▶ **Exercise task A**: In the forum thread on regex syntax, why does the reply say that string templating can defeat the proposed syntax highlighter? Answer in one to three sentences.
▶ **Exercise task B**: Copy word for word the stretch of the forum thread on regex syntax from "If I have a" through "for matching literal.".
▶ **Exercise task C**: Resume the forum thread on regex syntax after its last sentence, keeping the same voice.

▶ **Source text**:
=-=-=-=-=
I use regexes all the time, in emacs, python, perl, bash, sed, awk, grep and more...

and just about every time the regex syntax is mixed with single quotes, double quotes, backslashes, $variable names and more from the "enclosing language or tool".

If I have a parenthesis or $, I'm always wondering if it is part of the enclosing language, or the matching pattern, or the literal. Also, the kind of regex adds to the confusion (basic or extended regex?)

I think it would be nice to have a syntax highlighter that would help with this, independent of language. green for variable or other language construct, red for regex pattern, white for matching literal.

replies(1): >>43759153 #
2. recursivecaveat ◴[] No.43759153[source]
Wait until somebody uses string templating to insert something that ends with a backslash, changing the meaning of following characters from what the syntax highlighting thinks; a curse be upon that person.
=-=-=-=-=
▶ **Material shown**:
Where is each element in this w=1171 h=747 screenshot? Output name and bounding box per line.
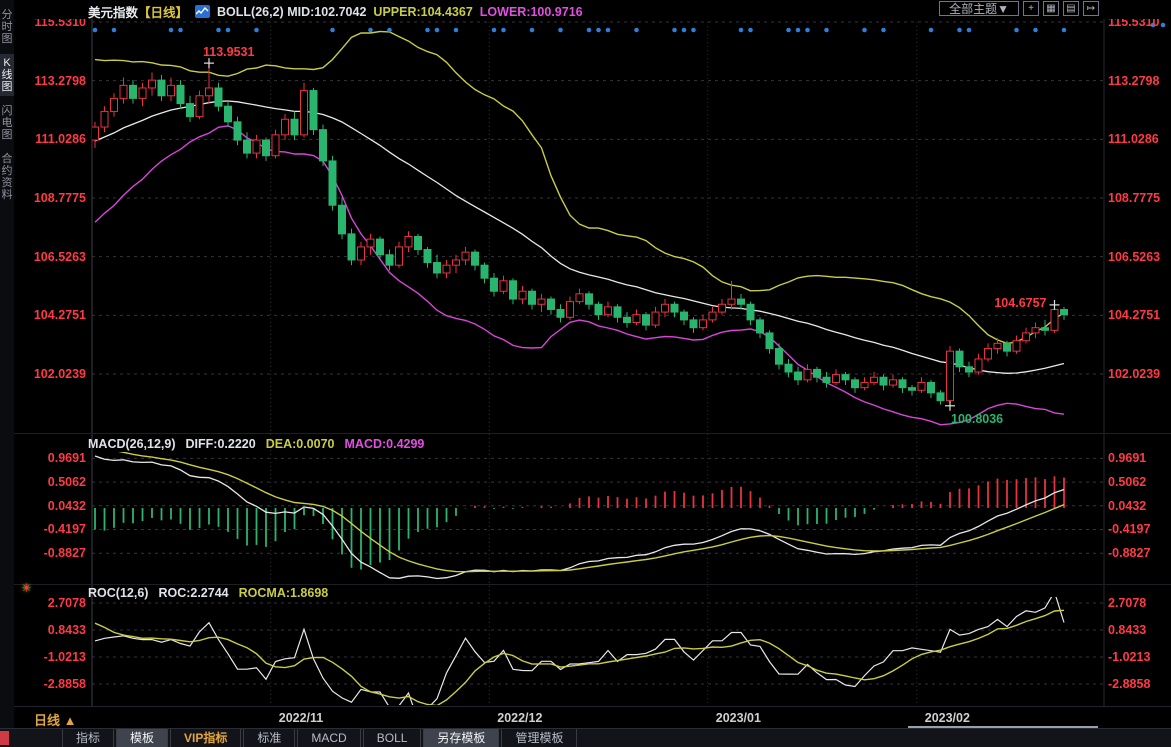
sidebar-item[interactable]: 闪电图 <box>0 102 14 144</box>
roc-title: ROC(12,6) <box>88 586 148 600</box>
axis-tick-label: 0.8433 <box>1108 623 1170 637</box>
theme-dropdown-button[interactable]: 全部主题▼ <box>939 1 1019 16</box>
axis-tick-label: 108.7775 <box>1108 191 1170 205</box>
symbol-name: 美元指数 <box>88 6 138 20</box>
axis-tick-label: 0.5062 <box>22 475 86 489</box>
macd-diff-value: DIFF:0.2220 <box>186 437 256 451</box>
macd-bar-value: MACD:0.4299 <box>345 437 425 451</box>
axis-tick-label: -0.4197 <box>1108 522 1170 536</box>
axis-tick-label: 113.2798 <box>22 74 86 88</box>
bottom-tab[interactable]: VIP指标 <box>170 729 241 747</box>
axis-tick-label: 0.0432 <box>1108 499 1170 513</box>
chart-header: 美元指数【日线】 BOLL(26,2) MID:102.7042 UPPER:1… <box>14 0 1171 19</box>
month-label: 2022/11 <box>279 711 324 725</box>
roc-panel-header: ROC(12,6) ROC:2.2744 ROCMA:1.8698 <box>88 586 338 600</box>
axis-tick-label: 111.0286 <box>1108 132 1170 146</box>
header-controls: 全部主题▼ + ▦ ▤ ↦ <box>939 1 1099 16</box>
bottom-tab[interactable]: 另存模板 <box>423 729 499 747</box>
axis-tick-label: 102.0239 <box>1108 367 1170 381</box>
axis-tick-label: 106.5263 <box>1108 250 1170 264</box>
axis-tick-label: 108.7775 <box>22 191 86 205</box>
boll-mid-value: BOLL(26,2) MID:102.7042 <box>217 5 366 19</box>
axis-tick-label: 0.9691 <box>22 451 86 465</box>
sun-icon: ☀ <box>21 581 32 595</box>
axis-tick-label: -1.0213 <box>1108 650 1170 664</box>
boll-lower-value: LOWER:100.9716 <box>480 5 583 19</box>
month-label: 2023/01 <box>716 711 761 725</box>
macd-dea-value: DEA:0.0070 <box>266 437 335 451</box>
symbol-title: 美元指数【日线】 <box>88 2 188 21</box>
window-control-icon[interactable]: ▦ <box>1043 1 1059 16</box>
axis-tick-label: 0.5062 <box>1108 475 1170 489</box>
symbol-header: 美元指数【日线】 BOLL(26,2) MID:102.7042 UPPER:1… <box>88 2 583 21</box>
axis-tick-label: -1.0213 <box>22 650 86 664</box>
period-tag: 【日线】 <box>138 6 188 20</box>
sidebar-item[interactable]: 合约资料 <box>0 150 14 204</box>
axis-tick-label: -2.8858 <box>1108 677 1170 691</box>
rocma-value: ROCMA:1.8698 <box>239 586 329 600</box>
window-control-icon[interactable]: + <box>1023 1 1039 16</box>
axis-tick-label: -0.4197 <box>22 522 86 536</box>
roc-value: ROC:2.2744 <box>158 586 228 600</box>
bottom-tab[interactable]: 模板 <box>116 729 168 747</box>
kline-app-window: 分时图 K线图闪电图合约资料 ☀ 美元指数【日线】 BOLL(26,2) MID:… <box>0 0 1171 747</box>
month-label: 2022/12 <box>497 711 542 725</box>
left-tab-rail: 分时图 K线图闪电图合约资料 <box>0 0 14 728</box>
axis-tick-label: 111.0286 <box>22 132 86 146</box>
axis-tick-label: -0.8827 <box>22 546 86 560</box>
bottom-tab[interactable]: BOLL <box>363 729 422 747</box>
axis-tick-label: 102.0239 <box>22 367 86 381</box>
bottom-tab[interactable]: MACD <box>297 729 360 747</box>
bottom-tab[interactable]: 标准 <box>243 729 295 747</box>
sidebar-item[interactable]: K线图 <box>0 54 14 96</box>
bottom-tab[interactable]: 指标 <box>62 729 114 747</box>
price-annotation: 104.6757 <box>994 296 1046 310</box>
month-label: 2023/02 <box>925 711 970 725</box>
sidebar-item[interactable]: 分时图 <box>0 6 14 48</box>
price-annotation: 113.9531 <box>203 45 254 59</box>
price-annotation: 100.8036 <box>951 412 1003 426</box>
axis-tick-label: 113.2798 <box>1108 74 1170 88</box>
axis-tick-label: 104.2751 <box>1108 308 1170 322</box>
bottom-tab[interactable]: 管理模板 <box>501 729 577 747</box>
axis-tick-label: 2.7078 <box>1108 596 1170 610</box>
time-axis-row: 日线 ▲ 2022/11 2022/12 2023/01 2023/02 <box>0 706 1171 729</box>
period-selector[interactable]: 日线 ▲ <box>34 710 76 729</box>
axis-tick-label: -0.8827 <box>1108 546 1170 560</box>
corner-brand-mark <box>0 731 9 745</box>
window-control-icon[interactable]: ▤ <box>1063 1 1079 16</box>
kline-chart-icon <box>195 5 210 18</box>
axis-tick-label: -2.8858 <box>22 677 86 691</box>
axis-tick-label: 0.8433 <box>22 623 86 637</box>
axis-tick-label: 0.9691 <box>1108 451 1170 465</box>
boll-upper-value: UPPER:104.4367 <box>373 5 472 19</box>
axis-tick-label: 2.7078 <box>22 596 86 610</box>
bottom-tab-bar: 指标模板VIP指标标准MACDBOLL另存模板管理模板 <box>0 728 1171 747</box>
window-control-icon[interactable]: ↦ <box>1083 1 1099 16</box>
macd-panel-header: MACD(26,12,9) DIFF:0.2220 DEA:0.0070 MACD:0… <box>88 437 434 451</box>
macd-title: MACD(26,12,9) <box>88 437 176 451</box>
chart-canvas[interactable]: 113.9531 104.6757 100.8036 <box>0 0 1171 708</box>
axis-tick-label: 0.0432 <box>22 499 86 513</box>
axis-tick-label: 104.2751 <box>22 308 86 322</box>
axis-tick-label: 106.5263 <box>22 250 86 264</box>
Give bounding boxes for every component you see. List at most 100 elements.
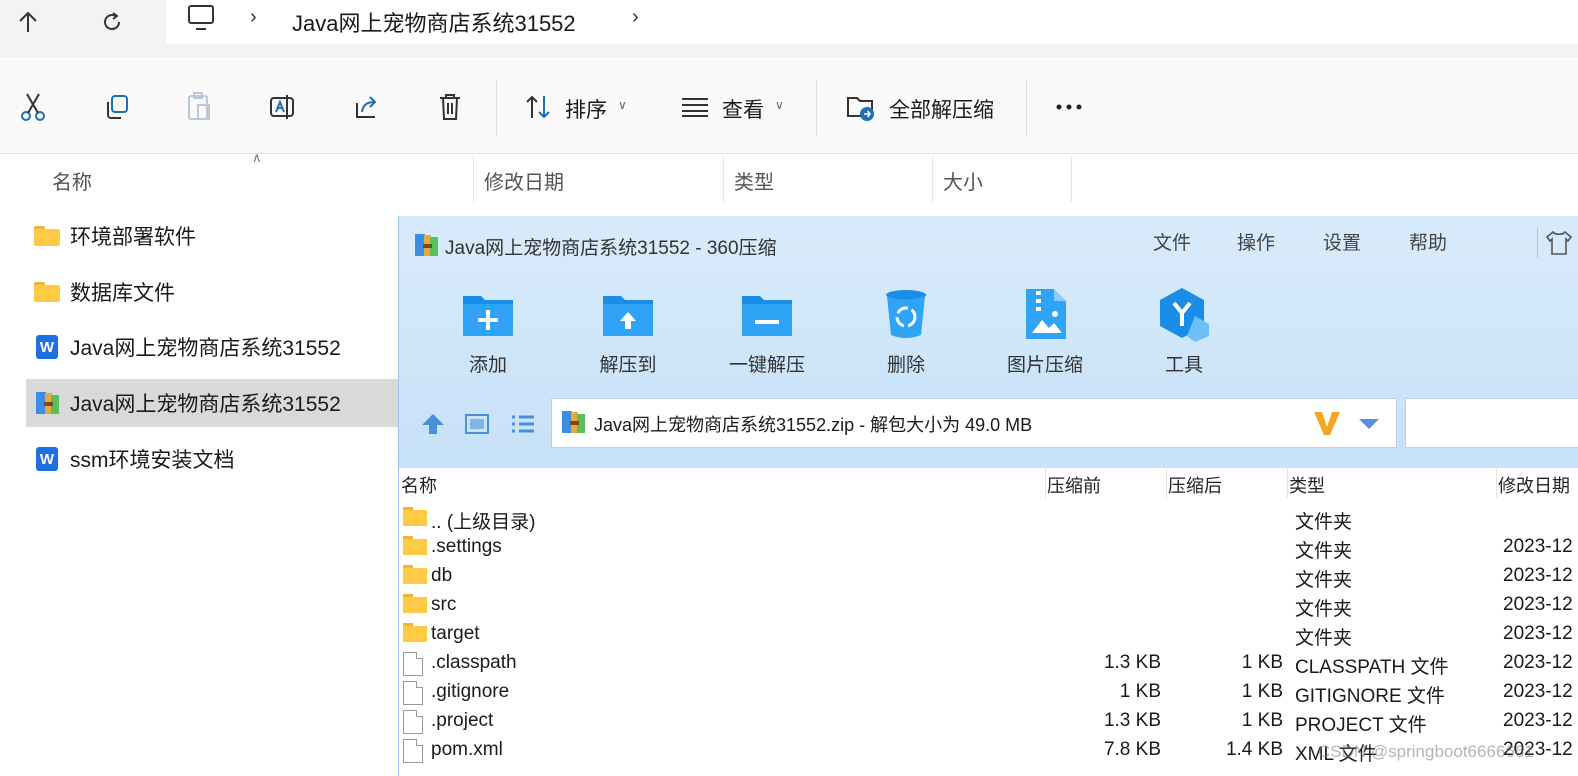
list-item[interactable]: 环境部署软件 [26,212,398,260]
chevron-down-icon[interactable]: ∨ [618,98,627,112]
column-header-after[interactable]: 压缩后 [1168,472,1222,498]
archive-window-header: Java网上宠物商店系统31552 - 360压缩 文件 操作 设置 帮助 添加… [399,216,1578,468]
file-name: 数据库文件 [70,282,175,305]
address-bar: › Java网上宠物商店系统31552 › [0,0,1578,58]
column-divider[interactable] [473,156,474,202]
file-icon [403,652,423,676]
delete-icon[interactable] [433,90,467,124]
wps-document-icon: W [36,447,58,471]
zip-archive-icon [34,390,60,416]
menu-help[interactable]: 帮助 [1409,228,1447,255]
extract-all-icon[interactable] [844,90,878,124]
archive-window: Java网上宠物商店系统31552 - 360压缩 文件 操作 设置 帮助 添加… [398,216,1578,776]
archive-path-field[interactable]: Java网上宠物商店系统31552.zip - 解包大小为 49.0 MB [551,398,1397,448]
table-row[interactable]: src 文件夹 2023-12 [399,591,1578,620]
file-icon [403,739,423,763]
add-button[interactable]: 添加 [433,286,543,386]
column-header-size[interactable]: 大小 [943,156,1071,202]
breadcrumb-item-folder[interactable]: Java网上宠物商店系统31552 [292,6,576,38]
row-name: db [431,565,453,586]
table-row[interactable]: .project 1.3 KB 1 KB PROJECT 文件 2023-12 [399,707,1578,736]
skin-icon[interactable] [1537,228,1577,258]
recycle-bin-icon [878,286,934,342]
table-row[interactable]: db 文件夹 2023-12 [399,562,1578,591]
column-divider[interactable] [1045,464,1046,498]
extract-to-button[interactable]: 解压到 [573,286,683,386]
table-row[interactable]: .settings 文件夹 2023-12 [399,533,1578,562]
table-row[interactable]: .gitignore 1 KB 1 KB GITIGNORE 文件 2023-1… [399,678,1578,707]
image-compress-button[interactable]: 图片压缩 [990,286,1100,386]
thumbnail-view-icon[interactable] [463,410,491,438]
row-name: .gitignore [431,681,510,702]
wps-document-icon: W [36,335,58,359]
column-header-name[interactable]: 名称 [52,156,472,202]
share-icon[interactable] [350,90,384,124]
row-type: 文件夹 [1295,541,1353,562]
row-name: .project [431,710,494,731]
list-item[interactable]: W Java网上宠物商店系统31552 [26,323,398,371]
list-item[interactable]: W ssm环境安装文档 [26,435,398,483]
rename-icon[interactable] [266,90,300,124]
menu-file[interactable]: 文件 [1153,228,1191,255]
sort-icon[interactable] [522,90,556,124]
up-level-icon[interactable] [419,410,447,438]
folder-icon [403,594,427,613]
column-divider[interactable] [723,156,724,202]
one-click-extract-button[interactable]: 一键解压 [712,286,822,386]
paste-icon [182,90,216,124]
column-header-modified[interactable]: 修改日期 [1498,472,1570,498]
column-header-name[interactable]: 名称 [401,472,437,498]
view-icon[interactable] [678,90,712,124]
copy-icon[interactable] [100,90,134,124]
dropdown-arrow-icon[interactable] [1358,417,1380,435]
chevron-right-icon[interactable]: › [632,6,639,29]
tools-button[interactable]: 工具 [1129,286,1239,386]
column-divider[interactable] [1166,464,1167,498]
column-divider[interactable] [1496,464,1497,498]
folder-icon [403,536,427,555]
row-size-after: 1 KB [1241,710,1283,731]
row-size-after: 1 KB [1241,652,1283,673]
column-divider[interactable] [1287,464,1288,498]
list-item-selected[interactable]: Java网上宠物商店系统31552 [26,379,398,427]
column-header-before[interactable]: 压缩前 [1047,472,1101,498]
column-divider[interactable] [932,156,933,202]
table-row[interactable]: .. (上级目录) 文件夹 [399,504,1578,533]
archive-path-text: Java网上宠物商店系统31552.zip - 解包大小为 49.0 MB [594,415,1033,435]
file-icon [403,710,423,734]
row-name: target [431,623,480,644]
delete-button[interactable]: 删除 [851,286,961,386]
extract-all-button[interactable]: 全部解压缩 [889,94,994,124]
zip-archive-icon [560,409,586,435]
menu-operations[interactable]: 操作 [1237,228,1275,255]
table-row[interactable]: .classpath 1.3 KB 1 KB CLASSPATH 文件 2023… [399,649,1578,678]
list-view-icon[interactable] [509,410,537,438]
column-header-date[interactable]: 修改日期 [484,156,722,202]
verified-v-icon[interactable] [1312,409,1342,442]
table-row[interactable]: target 文件夹 2023-12 [399,620,1578,649]
row-type: 文件夹 [1295,570,1353,591]
row-date: 2023-12 [1503,710,1573,731]
refresh-icon[interactable] [94,4,130,40]
column-header-type[interactable]: 类型 [734,156,930,202]
column-divider[interactable] [1071,156,1072,202]
search-input[interactable] [1405,398,1578,448]
one-click-extract-label: 一键解压 [728,355,805,376]
row-type: GITIGNORE 文件 [1295,686,1445,707]
delete-label: 删除 [886,355,925,376]
this-pc-icon[interactable] [186,4,216,37]
column-header-type[interactable]: 类型 [1289,472,1325,498]
view-button[interactable]: 查看 [722,94,764,124]
image-compress-label: 图片压缩 [1006,355,1083,376]
chevron-right-icon[interactable]: › [250,6,257,29]
sort-button[interactable]: 排序 [565,94,607,124]
breadcrumb[interactable]: › Java网上宠物商店系统31552 › [166,0,1578,44]
chevron-down-icon[interactable]: ∨ [775,98,784,112]
cut-icon[interactable] [16,90,50,124]
row-size-after: 1 KB [1241,681,1283,702]
menu-settings[interactable]: 设置 [1323,228,1361,255]
list-item[interactable]: 数据库文件 [26,268,398,316]
up-arrow-icon[interactable] [10,4,46,40]
image-compress-icon [1017,286,1073,342]
more-options-icon[interactable] [1052,90,1086,124]
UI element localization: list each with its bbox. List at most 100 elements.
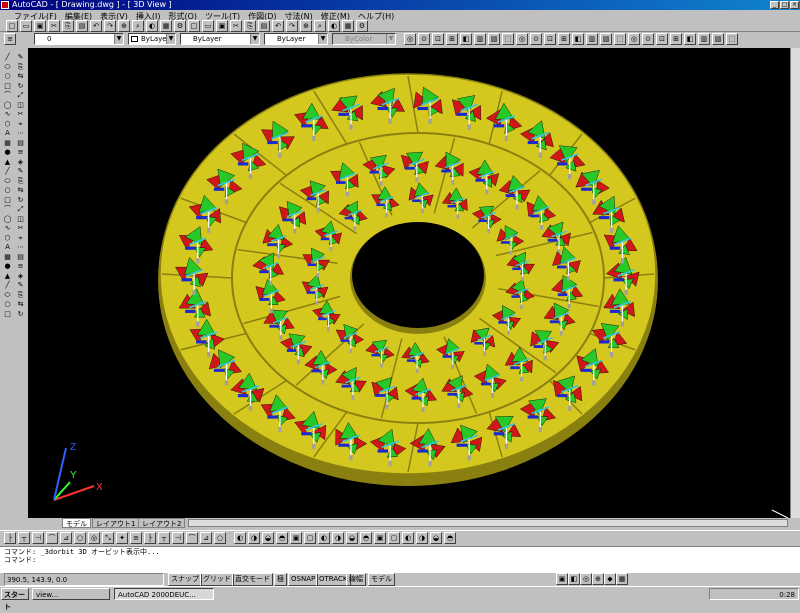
=-=-=-=-=
▶ **Expected output A**: If templating inserts something that ends with a backslash, that backslash changes the meaning of the characters that follow it. The highlighter would then show those characters according to a meaning they no longer have.

▶ **Expected output B**:
If I have a parenthesis or $, I'm always wondering if it is part of the enclosing language, or the matching pattern, or the literal. Also, the kind of regex adds to the confusion (basic or extended regex?)

I think it would be nice to have a syntax highlighter that would help with this, independent of language. green for variable or other language construct, red for regex pattern, white for matching literal.

▶ **Expected output C**:
Escaping/quoting is such a mud pile everywhere because it's in-band communication, but nobody would tolerate all out-of-band because it's too tedious. At least newer languages are getting better with things like 'raw' strings or Rust's arbitrarily long delimeters, but I'd still like more control.

I'm surprised I never see languages adopt directed delimeters like {my string} or something, since it lets you avoid escaping in the very common case of balanced internal delimeters.